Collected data
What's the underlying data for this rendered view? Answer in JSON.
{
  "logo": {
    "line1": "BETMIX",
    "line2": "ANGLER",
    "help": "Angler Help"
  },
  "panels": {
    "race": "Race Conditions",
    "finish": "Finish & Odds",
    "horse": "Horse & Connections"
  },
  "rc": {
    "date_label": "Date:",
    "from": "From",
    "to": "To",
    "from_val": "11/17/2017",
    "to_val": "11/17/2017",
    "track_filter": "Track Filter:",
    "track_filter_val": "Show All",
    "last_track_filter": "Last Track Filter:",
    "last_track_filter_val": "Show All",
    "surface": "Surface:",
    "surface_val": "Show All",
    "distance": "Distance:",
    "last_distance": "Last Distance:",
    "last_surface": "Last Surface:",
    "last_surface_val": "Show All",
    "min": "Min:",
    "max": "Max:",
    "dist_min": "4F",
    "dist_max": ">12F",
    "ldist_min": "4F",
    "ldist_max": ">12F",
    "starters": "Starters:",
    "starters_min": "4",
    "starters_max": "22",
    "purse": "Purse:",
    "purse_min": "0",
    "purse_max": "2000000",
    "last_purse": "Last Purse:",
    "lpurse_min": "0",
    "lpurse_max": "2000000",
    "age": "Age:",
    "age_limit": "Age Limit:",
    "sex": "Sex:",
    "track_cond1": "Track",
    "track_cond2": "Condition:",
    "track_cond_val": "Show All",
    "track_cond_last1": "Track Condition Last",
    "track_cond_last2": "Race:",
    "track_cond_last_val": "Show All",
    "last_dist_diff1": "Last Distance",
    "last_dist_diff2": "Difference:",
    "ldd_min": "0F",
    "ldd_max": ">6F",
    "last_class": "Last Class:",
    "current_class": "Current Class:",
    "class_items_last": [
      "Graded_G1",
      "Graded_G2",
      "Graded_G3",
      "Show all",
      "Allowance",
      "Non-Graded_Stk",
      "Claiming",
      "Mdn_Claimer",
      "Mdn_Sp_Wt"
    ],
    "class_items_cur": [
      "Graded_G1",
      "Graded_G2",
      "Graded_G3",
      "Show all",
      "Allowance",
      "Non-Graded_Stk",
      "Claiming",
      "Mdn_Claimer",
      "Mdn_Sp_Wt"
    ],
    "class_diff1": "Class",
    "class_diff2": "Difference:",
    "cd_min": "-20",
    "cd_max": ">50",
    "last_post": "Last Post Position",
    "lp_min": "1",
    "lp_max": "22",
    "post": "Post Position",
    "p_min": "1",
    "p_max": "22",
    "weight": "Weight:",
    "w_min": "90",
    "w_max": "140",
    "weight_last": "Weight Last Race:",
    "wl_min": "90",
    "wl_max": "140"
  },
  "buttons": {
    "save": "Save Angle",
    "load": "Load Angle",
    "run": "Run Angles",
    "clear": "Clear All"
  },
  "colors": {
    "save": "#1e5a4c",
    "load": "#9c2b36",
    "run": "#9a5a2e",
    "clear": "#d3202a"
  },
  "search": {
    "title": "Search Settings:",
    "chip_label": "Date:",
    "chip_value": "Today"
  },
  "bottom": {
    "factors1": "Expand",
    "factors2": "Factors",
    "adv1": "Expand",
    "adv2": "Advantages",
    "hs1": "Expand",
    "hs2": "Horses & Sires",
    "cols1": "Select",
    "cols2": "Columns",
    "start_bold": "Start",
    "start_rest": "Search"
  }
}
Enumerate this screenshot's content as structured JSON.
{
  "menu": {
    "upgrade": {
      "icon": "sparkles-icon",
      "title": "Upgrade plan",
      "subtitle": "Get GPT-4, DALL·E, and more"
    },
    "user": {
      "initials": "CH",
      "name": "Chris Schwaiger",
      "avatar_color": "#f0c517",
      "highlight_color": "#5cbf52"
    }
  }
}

= PROBLEM DESCRIPTION =
Your task is to output the full set of records exactly as presented.

= FINAL RESULT =
What's the underlying data for this rendered view? Answer in JSON.
{
  "logo": {
    "line1": "BETMIX",
    "line2": "ANGLER",
    "help": "Angler Help"
  },
  "panels": {
    "race": "Race Conditions",
    "finish": "Finish & Odds",
    "horse": "Horse & Connections"
  },
  "rc": {
    "date_label": "Date:",
    "from": "From",
    "to": "To",
    "from_val": "11/17/2017",
    "to_val": "11/17/2017",
    "track_filter": "Track Filter:",
    "track_filter_val": "Show All",
    "last_track_filter": "Last Track Filter:",
    "last_track_filter_val": "Show All",
    "surface": "Surface:",
    "surface_val": "Show All",
    "distance": "Distance:",
    "last_distance": "Last Distance:",
    "last_surface": "Last Surface:",
    "last_surface_val": "Show All",
    "min": "Min:",
    "max": "Max:",
    "dist_min": "4F",
    "dist_max": ">12F",
    "ldist_min": "4F",
    "ldist_max": ">12F",
    "starters": "Starters:",
    "starters_min": "4",
    "starters_max": "22",
    "purse": "Purse:",
    "purse_min": "0",
    "purse_max": "2000000",
    "last_purse": "Last Purse:",
    "lpurse_min": "0",
    "lpurse_max": "2000000",
    "age": "Age:",
    "age_limit": "Age Limit:",
    "sex": "Sex:",
    "track_cond1": "Track",
    "track_cond2": "Condition:",
    "track_cond_val": "Show All",
    "track_cond_last1": "Track Condition Last",
    "track_cond_last2": "Race:",
    "track_cond_last_val": "Show All",
    "last_dist_diff1": "Last Distance",
    "last_dist_diff2": "Difference:",
    "ldd_min": "0F",
    "ldd_max": ">6F",
    "last_class": "Last Class:",
    "current_class": "Current Class:",
    "class_items_last": [
      "Graded_G1",
      "Graded_G2",
      "Graded_G3",
      "Show all",
      "Allowance",
      "Non-Graded_Stk",
      "Claiming",
      "Mdn_Claimer",
      "Mdn_Sp_Wt"
    ],
    "class_items_cur": [
      "Graded_G1",
      "Graded_G2",
      "Graded_G3",
      "Show all",
      "Allowance",
      "Non-Graded_Stk",
      "Claiming",
      "Mdn_Claimer",
      "Mdn_Sp_Wt"
    ],
    "class_diff1": "Class",
    "class_diff2": "Difference:",
    "cd_min": "-20",
    "cd_max": ">50",
    "last_post": "Last Post Position",
    "lp_min": "1",
    "lp_max": "22",
    "post": "Post Position",
    "p_min": "1",
    "p_max": "22",
    "weight": "Weight:",
    "w_min": "90",
    "w_max": "140",
    "weight_last": "Weight Last Race:",
    "wl_min": "90",
    "wl_max": "140"
  },
  "buttons": {
    "save": "Save Angle",
    "load": "Load Angle",
    "run": "Run Angles",
    "clear": "Clear All"
  },
  "colors": {
    "save": "#1e5a4c",
    "load": "#9c2b36",
    "run": "#9a5a2e",
    "clear": "#d3202a"
  },
  "search": {
    "title": "Search Settings:",
    "chip_label": "Date:",
    "chip_value": "Today"
  },
  "bottom": {
    "factors1": "Expand",
    "factors2": "Factors",
    "adv1": "Expand",
    "adv2": "Advantages",
    "hs1": "Expand",
    "hs2": "Horses & Sires",
    "cols1": "Select",
    "cols2": "Columns",
    "start_bold": "Start",
    "start_rest": "Search"
  }
}
Enumerate this screenshot's content as structured JSON.
{
  "menu": {
    "upgrade": {
      "icon": "sparkles-icon",
      "title": "Upgrade plan",
      "subtitle": "Get GPT-4, DALL·E, and more"
    },
    "user": {
      "initials": "CH",
      "name": "Chris Schwaiger",
      "avatar_color": "#f0c517",
      "highlight_color": "#5cbf52"
    }
  }
}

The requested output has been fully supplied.